## Input:
+ + + + + + +

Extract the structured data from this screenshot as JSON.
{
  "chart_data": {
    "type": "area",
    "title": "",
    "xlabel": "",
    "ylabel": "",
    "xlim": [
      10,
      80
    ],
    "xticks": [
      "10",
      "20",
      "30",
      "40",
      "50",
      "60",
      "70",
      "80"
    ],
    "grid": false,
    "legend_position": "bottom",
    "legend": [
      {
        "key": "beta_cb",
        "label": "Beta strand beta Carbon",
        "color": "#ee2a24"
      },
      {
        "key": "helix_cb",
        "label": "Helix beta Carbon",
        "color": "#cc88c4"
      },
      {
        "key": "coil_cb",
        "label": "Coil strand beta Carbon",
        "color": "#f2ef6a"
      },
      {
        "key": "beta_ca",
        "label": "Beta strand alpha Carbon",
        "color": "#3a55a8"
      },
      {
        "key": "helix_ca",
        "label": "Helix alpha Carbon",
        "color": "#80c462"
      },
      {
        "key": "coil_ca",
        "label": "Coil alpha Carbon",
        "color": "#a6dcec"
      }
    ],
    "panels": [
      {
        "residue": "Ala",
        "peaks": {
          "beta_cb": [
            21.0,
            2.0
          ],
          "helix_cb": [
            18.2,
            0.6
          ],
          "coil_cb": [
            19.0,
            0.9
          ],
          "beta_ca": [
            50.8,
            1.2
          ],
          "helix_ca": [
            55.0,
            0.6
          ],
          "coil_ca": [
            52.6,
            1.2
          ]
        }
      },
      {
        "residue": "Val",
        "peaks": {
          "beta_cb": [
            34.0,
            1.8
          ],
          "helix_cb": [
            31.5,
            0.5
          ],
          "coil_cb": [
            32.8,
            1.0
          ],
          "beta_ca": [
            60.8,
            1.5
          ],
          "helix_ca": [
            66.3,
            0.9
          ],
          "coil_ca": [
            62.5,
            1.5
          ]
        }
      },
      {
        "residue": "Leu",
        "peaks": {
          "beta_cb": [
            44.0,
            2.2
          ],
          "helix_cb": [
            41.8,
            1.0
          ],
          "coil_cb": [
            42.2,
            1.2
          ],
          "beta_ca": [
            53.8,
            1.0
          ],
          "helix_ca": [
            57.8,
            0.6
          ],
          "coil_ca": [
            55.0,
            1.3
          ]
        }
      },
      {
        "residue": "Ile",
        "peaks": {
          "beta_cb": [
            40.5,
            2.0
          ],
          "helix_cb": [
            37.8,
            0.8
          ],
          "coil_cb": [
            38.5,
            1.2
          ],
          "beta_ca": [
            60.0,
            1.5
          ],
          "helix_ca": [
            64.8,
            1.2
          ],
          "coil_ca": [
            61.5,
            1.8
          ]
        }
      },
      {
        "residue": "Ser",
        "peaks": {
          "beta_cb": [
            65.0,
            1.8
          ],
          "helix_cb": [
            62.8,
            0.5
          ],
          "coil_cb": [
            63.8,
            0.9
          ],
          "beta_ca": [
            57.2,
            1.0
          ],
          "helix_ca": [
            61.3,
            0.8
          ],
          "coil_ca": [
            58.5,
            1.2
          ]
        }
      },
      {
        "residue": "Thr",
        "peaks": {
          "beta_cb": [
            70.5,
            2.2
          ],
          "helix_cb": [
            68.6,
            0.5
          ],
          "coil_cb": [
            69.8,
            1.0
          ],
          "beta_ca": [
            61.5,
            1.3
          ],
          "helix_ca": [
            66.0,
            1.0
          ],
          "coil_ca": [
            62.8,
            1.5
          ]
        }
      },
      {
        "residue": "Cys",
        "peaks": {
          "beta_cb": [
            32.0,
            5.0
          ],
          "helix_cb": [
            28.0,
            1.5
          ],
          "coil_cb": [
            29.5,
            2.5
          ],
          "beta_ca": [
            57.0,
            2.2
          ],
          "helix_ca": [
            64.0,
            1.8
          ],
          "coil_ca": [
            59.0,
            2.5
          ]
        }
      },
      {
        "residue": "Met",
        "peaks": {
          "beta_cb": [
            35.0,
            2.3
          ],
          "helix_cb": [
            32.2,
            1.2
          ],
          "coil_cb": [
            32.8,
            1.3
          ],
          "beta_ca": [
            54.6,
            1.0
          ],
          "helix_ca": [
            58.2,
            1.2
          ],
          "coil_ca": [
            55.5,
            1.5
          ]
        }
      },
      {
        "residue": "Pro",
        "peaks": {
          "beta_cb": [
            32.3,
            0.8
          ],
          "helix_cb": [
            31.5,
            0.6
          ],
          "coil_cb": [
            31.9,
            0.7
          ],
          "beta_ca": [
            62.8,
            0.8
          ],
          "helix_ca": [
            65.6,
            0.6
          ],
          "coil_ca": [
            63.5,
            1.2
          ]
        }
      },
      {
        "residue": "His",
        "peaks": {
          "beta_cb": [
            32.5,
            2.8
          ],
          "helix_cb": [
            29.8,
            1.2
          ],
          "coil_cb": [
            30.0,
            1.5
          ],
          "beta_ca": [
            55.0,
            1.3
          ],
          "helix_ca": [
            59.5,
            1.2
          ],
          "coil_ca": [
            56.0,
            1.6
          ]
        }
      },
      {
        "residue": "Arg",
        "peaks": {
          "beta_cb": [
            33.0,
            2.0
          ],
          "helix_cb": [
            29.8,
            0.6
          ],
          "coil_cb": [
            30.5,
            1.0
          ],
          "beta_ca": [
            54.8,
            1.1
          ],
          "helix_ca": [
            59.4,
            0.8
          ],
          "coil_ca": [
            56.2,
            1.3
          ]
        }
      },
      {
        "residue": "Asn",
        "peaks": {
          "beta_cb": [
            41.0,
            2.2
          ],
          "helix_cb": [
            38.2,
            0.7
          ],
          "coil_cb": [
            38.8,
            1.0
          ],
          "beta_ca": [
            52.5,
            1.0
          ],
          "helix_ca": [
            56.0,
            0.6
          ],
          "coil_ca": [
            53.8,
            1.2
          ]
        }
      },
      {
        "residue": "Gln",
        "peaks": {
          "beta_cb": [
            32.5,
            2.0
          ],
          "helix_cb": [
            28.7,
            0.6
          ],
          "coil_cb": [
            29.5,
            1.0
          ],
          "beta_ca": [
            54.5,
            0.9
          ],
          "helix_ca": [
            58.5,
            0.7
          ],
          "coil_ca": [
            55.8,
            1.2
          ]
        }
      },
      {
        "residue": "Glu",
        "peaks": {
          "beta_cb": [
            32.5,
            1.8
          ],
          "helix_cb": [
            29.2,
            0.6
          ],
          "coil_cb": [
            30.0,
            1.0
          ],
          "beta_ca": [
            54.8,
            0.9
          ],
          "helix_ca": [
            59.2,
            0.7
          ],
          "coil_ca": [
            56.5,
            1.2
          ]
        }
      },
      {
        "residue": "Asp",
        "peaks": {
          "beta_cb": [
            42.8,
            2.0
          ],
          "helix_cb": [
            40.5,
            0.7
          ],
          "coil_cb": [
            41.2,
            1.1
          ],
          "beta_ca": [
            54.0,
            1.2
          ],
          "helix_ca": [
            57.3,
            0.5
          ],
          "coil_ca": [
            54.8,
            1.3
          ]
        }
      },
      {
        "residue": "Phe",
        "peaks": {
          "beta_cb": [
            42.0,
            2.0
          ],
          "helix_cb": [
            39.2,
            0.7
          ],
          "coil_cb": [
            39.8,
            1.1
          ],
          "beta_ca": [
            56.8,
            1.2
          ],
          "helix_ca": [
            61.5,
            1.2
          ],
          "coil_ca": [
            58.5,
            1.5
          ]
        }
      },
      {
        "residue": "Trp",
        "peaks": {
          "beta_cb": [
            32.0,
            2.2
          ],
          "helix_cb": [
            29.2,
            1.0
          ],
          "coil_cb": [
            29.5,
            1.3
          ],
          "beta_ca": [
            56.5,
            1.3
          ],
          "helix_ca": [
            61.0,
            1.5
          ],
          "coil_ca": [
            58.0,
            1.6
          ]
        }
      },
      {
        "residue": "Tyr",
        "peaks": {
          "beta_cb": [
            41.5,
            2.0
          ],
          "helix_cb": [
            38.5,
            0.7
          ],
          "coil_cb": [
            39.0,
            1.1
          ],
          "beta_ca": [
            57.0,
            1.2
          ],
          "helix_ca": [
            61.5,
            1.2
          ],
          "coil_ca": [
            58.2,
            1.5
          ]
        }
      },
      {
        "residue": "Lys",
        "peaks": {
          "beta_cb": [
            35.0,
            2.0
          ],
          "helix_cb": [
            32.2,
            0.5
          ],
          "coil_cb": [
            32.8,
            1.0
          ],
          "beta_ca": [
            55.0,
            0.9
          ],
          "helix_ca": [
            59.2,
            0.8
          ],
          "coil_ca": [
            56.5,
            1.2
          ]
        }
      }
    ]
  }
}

+ + + + + + +

## Aim:
Report every line containing the word "Carbon" from the listing above.

## Solution below:
        "label": "Beta strand beta Carbon",
        "label": "Helix beta Carbon",
        "label": "Coil strand beta Carbon",
        "label": "Beta strand alpha Carbon",
        "label": "Helix alpha Carbon",
        "label": "Coil alpha Carbon",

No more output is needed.